● A run of records:
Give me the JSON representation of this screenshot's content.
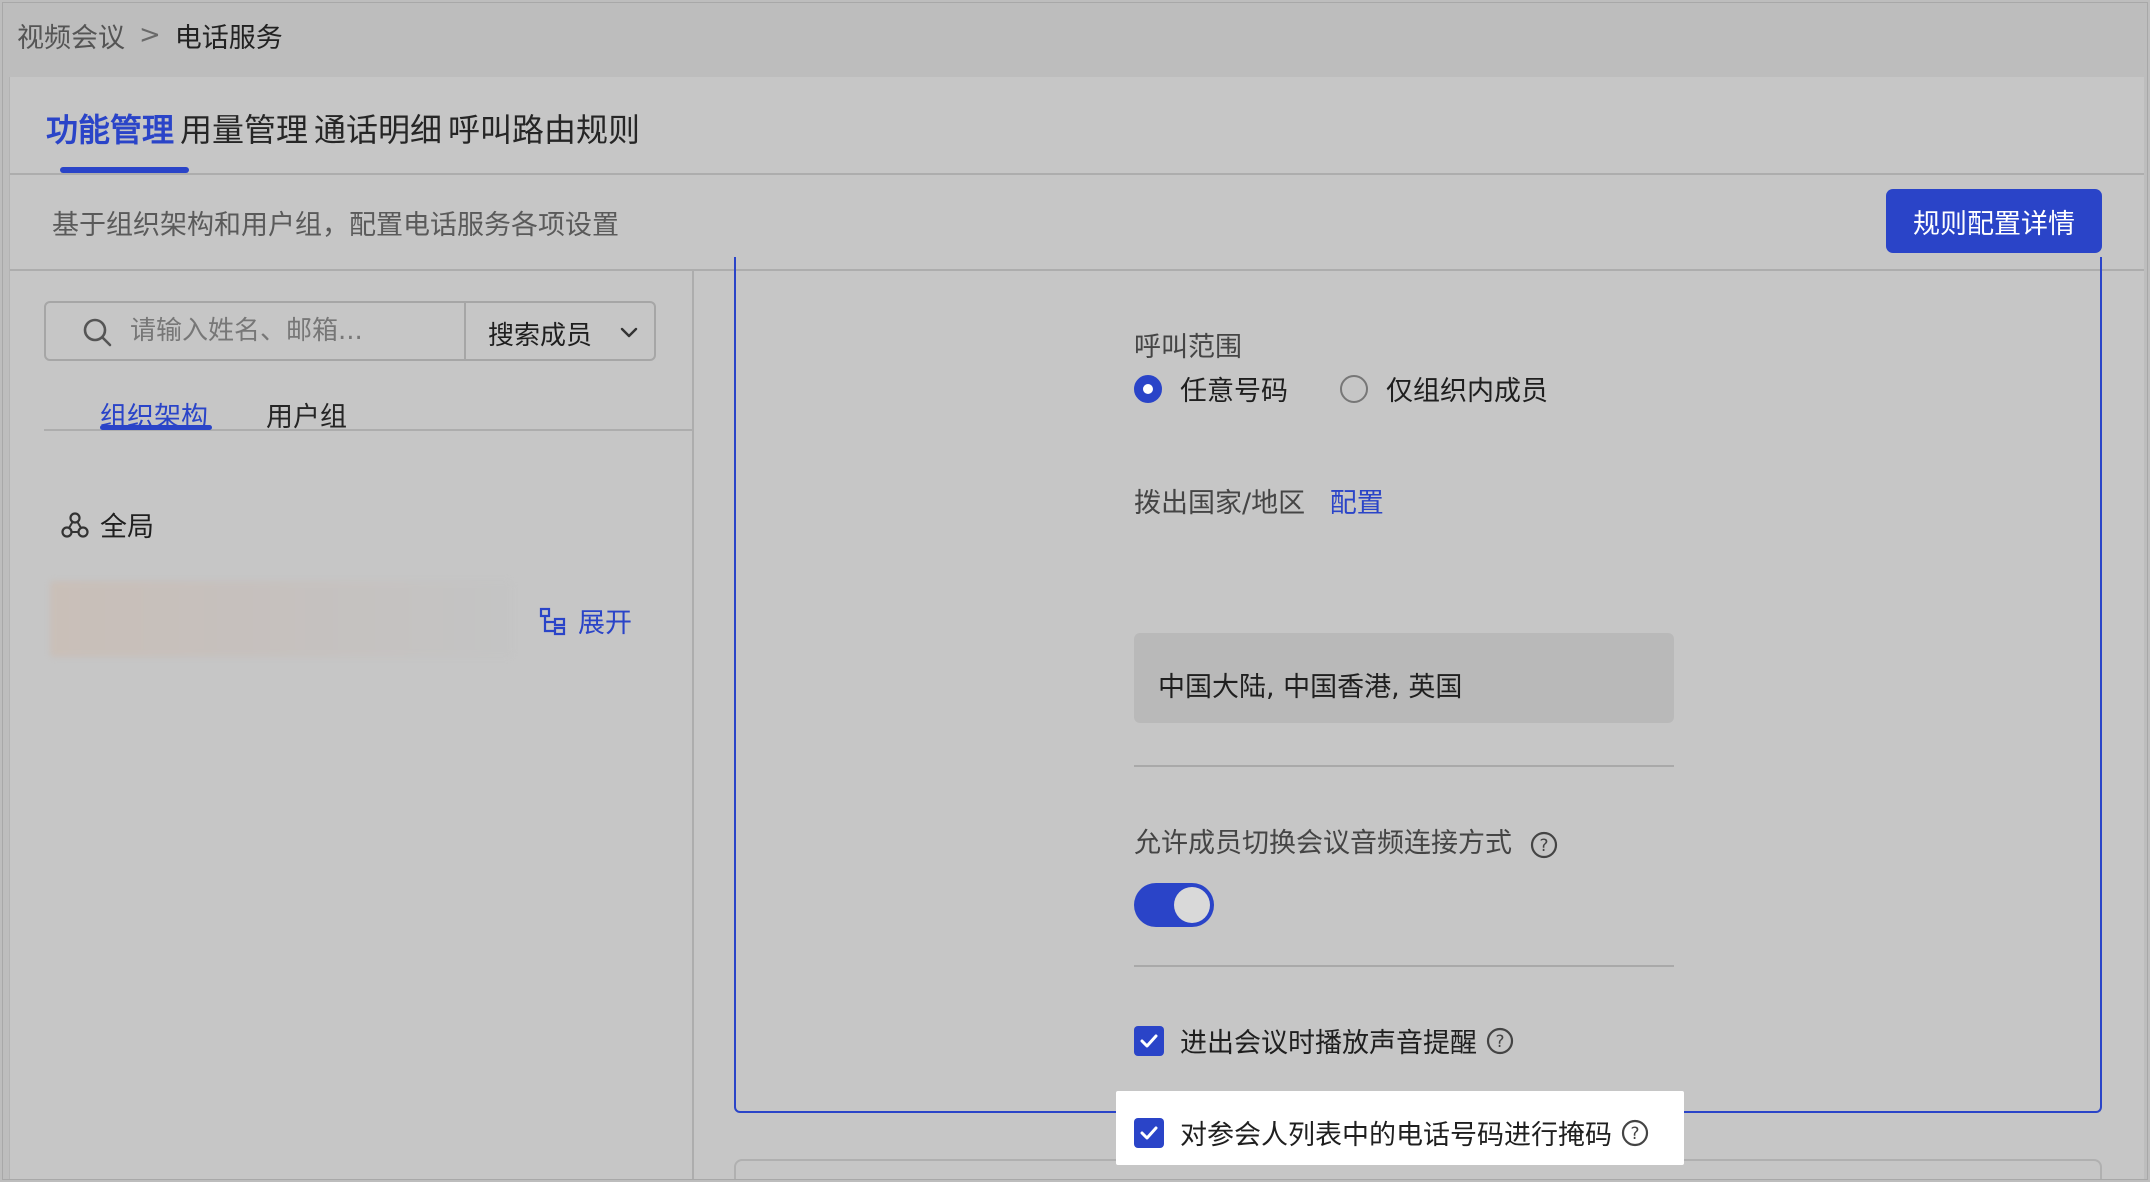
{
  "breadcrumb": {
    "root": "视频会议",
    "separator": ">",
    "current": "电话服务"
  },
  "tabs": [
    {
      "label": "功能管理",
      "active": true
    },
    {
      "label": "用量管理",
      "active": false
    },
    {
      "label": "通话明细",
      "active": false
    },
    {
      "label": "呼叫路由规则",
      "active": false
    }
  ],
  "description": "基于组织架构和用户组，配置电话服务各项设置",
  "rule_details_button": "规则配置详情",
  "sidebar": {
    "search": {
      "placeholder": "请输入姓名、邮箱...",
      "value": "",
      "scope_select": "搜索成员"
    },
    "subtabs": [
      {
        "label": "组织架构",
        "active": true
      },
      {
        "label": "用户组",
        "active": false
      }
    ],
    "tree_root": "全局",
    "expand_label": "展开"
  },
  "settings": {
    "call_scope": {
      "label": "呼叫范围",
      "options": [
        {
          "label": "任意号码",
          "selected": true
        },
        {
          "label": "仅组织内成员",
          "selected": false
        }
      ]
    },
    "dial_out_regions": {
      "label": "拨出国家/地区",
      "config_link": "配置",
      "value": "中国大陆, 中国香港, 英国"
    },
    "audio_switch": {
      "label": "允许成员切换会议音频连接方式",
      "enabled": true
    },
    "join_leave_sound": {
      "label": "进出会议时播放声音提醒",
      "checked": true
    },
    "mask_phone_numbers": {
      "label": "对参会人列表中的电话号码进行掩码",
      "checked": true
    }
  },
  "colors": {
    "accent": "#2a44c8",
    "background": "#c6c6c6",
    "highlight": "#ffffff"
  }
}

● Exercise:
Copy the entries exactly. Leave out the images.

● Solution:
Give me the JSON representation of this screenshot's content.
{
  "breadcrumb": {
    "root": "视频会议",
    "separator": ">",
    "current": "电话服务"
  },
  "tabs": [
    {
      "label": "功能管理",
      "active": true
    },
    {
      "label": "用量管理",
      "active": false
    },
    {
      "label": "通话明细",
      "active": false
    },
    {
      "label": "呼叫路由规则",
      "active": false
    }
  ],
  "description": "基于组织架构和用户组，配置电话服务各项设置",
  "rule_details_button": "规则配置详情",
  "sidebar": {
    "search": {
      "placeholder": "请输入姓名、邮箱...",
      "value": "",
      "scope_select": "搜索成员"
    },
    "subtabs": [
      {
        "label": "组织架构",
        "active": true
      },
      {
        "label": "用户组",
        "active": false
      }
    ],
    "tree_root": "全局",
    "expand_label": "展开"
  },
  "settings": {
    "call_scope": {
      "label": "呼叫范围",
      "options": [
        {
          "label": "任意号码",
          "selected": true
        },
        {
          "label": "仅组织内成员",
          "selected": false
        }
      ]
    },
    "dial_out_regions": {
      "label": "拨出国家/地区",
      "config_link": "配置",
      "value": "中国大陆, 中国香港, 英国"
    },
    "audio_switch": {
      "label": "允许成员切换会议音频连接方式",
      "enabled": true
    },
    "join_leave_sound": {
      "label": "进出会议时播放声音提醒",
      "checked": true
    },
    "mask_phone_numbers": {
      "label": "对参会人列表中的电话号码进行掩码",
      "checked": true
    }
  },
  "colors": {
    "accent": "#2a44c8",
    "background": "#c6c6c6",
    "highlight": "#ffffff"
  }
}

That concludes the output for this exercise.